**What the task requires**: Please make sure what you return matches the listing below exactly, minus its pictures.
*** Data records ***
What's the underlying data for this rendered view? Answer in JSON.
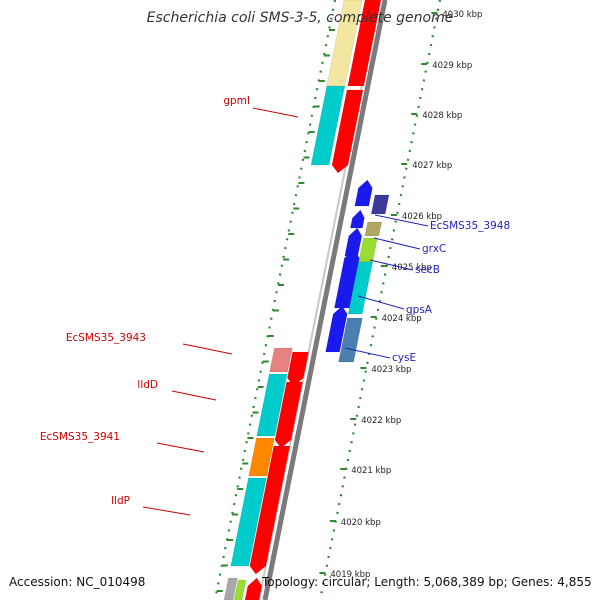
{
  "title": "Escherichia coli SMS-3-5, complete genome",
  "footer": {
    "accession": "Accession: NC_010498",
    "summary": "Topology: circular; Length: 5,068,389 bp; Genes: 4,855"
  },
  "colors": {
    "backbone": "#7a7a7a",
    "ruler_dots": "#2d8a2d",
    "reverse_label": "#cc0000",
    "forward_label": "#1f1fc0"
  },
  "ticks": [
    "4030 kbp",
    "4029 kbp",
    "4028 kbp",
    "4027 kbp",
    "4026 kbp",
    "4025 kbp",
    "4024 kbp",
    "4023 kbp",
    "4022 kbp",
    "4021 kbp",
    "4020 kbp",
    "4019 kbp"
  ],
  "reverse_strand_genes": [
    {
      "label": "gpmI",
      "color": "#00cccc"
    },
    {
      "label": "EcSMS35_3943",
      "color": "#e88080"
    },
    {
      "label": "lldD",
      "color": "#00cccc"
    },
    {
      "label": "EcSMS35_3941",
      "color": "#ff8800"
    },
    {
      "label": "lldP",
      "color": "#00cccc"
    }
  ],
  "forward_strand_genes": [
    {
      "label": "EcSMS35_3948",
      "color": "#3a3a9a"
    },
    {
      "label": "grxC",
      "color": "#b0a860"
    },
    {
      "label": "secB",
      "color": "#99dd33"
    },
    {
      "label": "gpsA",
      "color": "#00cccc"
    },
    {
      "label": "cysE",
      "color": "#4a7fb0"
    }
  ]
}
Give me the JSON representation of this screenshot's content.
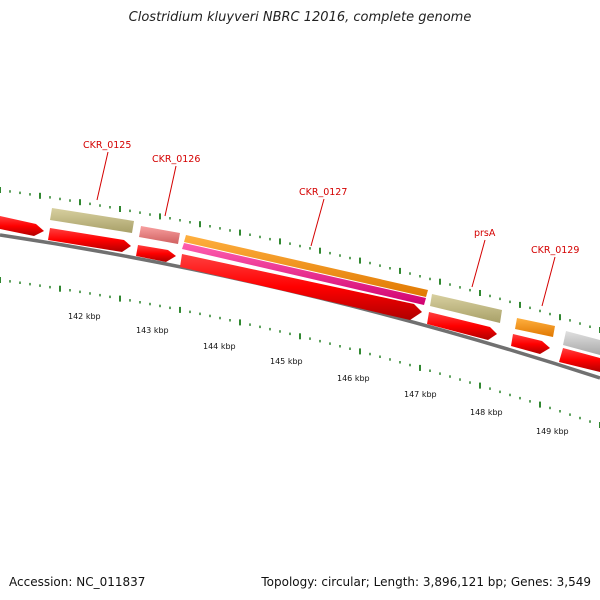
{
  "title": "Clostridium kluyveri NBRC 12016, complete genome",
  "footer": {
    "accession": "Accession: NC_011837",
    "info": "Topology: circular; Length: 3,896,121 bp; Genes: 3,549"
  },
  "scale_labels": [
    "142 kbp",
    "143 kbp",
    "144 kbp",
    "145 kbp",
    "146 kbp",
    "147 kbp",
    "148 kbp",
    "149 kbp"
  ],
  "gene_labels": [
    "CKR_0125",
    "CKR_0126",
    "CKR_0127",
    "prsA",
    "CKR_0129"
  ],
  "colors": {
    "cds": "#ff0000",
    "gene_khaki": "#c8c088",
    "gene_pink": "#f08080",
    "gene_orange": "#ff9900",
    "gene_magenta": "#ff1493",
    "gene_grey": "#c8c8c8",
    "backbone": "#808080",
    "ticks": "#1a7a1a",
    "label": "#d40000"
  }
}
*** End of Data records ***
**Response to this task**:
What's the underlying data for this rendered view? Answer in JSON.
{
  "title": "Escherichia coli SMS-3-5, complete genome",
  "footer": {
    "accession": "Accession: NC_010498",
    "summary": "Topology: circular; Length: 5,068,389 bp; Genes: 4,855"
  },
  "colors": {
    "backbone": "#7a7a7a",
    "ruler_dots": "#2d8a2d",
    "reverse_label": "#cc0000",
    "forward_label": "#1f1fc0"
  },
  "ticks": [
    "4030 kbp",
    "4029 kbp",
    "4028 kbp",
    "4027 kbp",
    "4026 kbp",
    "4025 kbp",
    "4024 kbp",
    "4023 kbp",
    "4022 kbp",
    "4021 kbp",
    "4020 kbp",
    "4019 kbp"
  ],
  "reverse_strand_genes": [
    {
      "label": "gpmI",
      "color": "#00cccc"
    },
    {
      "label": "EcSMS35_3943",
      "color": "#e88080"
    },
    {
      "label": "lldD",
      "color": "#00cccc"
    },
    {
      "label": "EcSMS35_3941",
      "color": "#ff8800"
    },
    {
      "label": "lldP",
      "color": "#00cccc"
    }
  ],
  "forward_strand_genes": [
    {
      "label": "EcSMS35_3948",
      "color": "#3a3a9a"
    },
    {
      "label": "grxC",
      "color": "#b0a860"
    },
    {
      "label": "secB",
      "color": "#99dd33"
    },
    {
      "label": "gpsA",
      "color": "#00cccc"
    },
    {
      "label": "cysE",
      "color": "#4a7fb0"
    }
  ]
}
Give me the JSON representation of this screenshot's content.
{
  "title": "Clostridium kluyveri NBRC 12016, complete genome",
  "footer": {
    "accession": "Accession: NC_011837",
    "info": "Topology: circular; Length: 3,896,121 bp; Genes: 3,549"
  },
  "scale_labels": [
    "142 kbp",
    "143 kbp",
    "144 kbp",
    "145 kbp",
    "146 kbp",
    "147 kbp",
    "148 kbp",
    "149 kbp"
  ],
  "gene_labels": [
    "CKR_0125",
    "CKR_0126",
    "CKR_0127",
    "prsA",
    "CKR_0129"
  ],
  "colors": {
    "cds": "#ff0000",
    "gene_khaki": "#c8c088",
    "gene_pink": "#f08080",
    "gene_orange": "#ff9900",
    "gene_magenta": "#ff1493",
    "gene_grey": "#c8c8c8",
    "backbone": "#808080",
    "ticks": "#1a7a1a",
    "label": "#d40000"
  }
}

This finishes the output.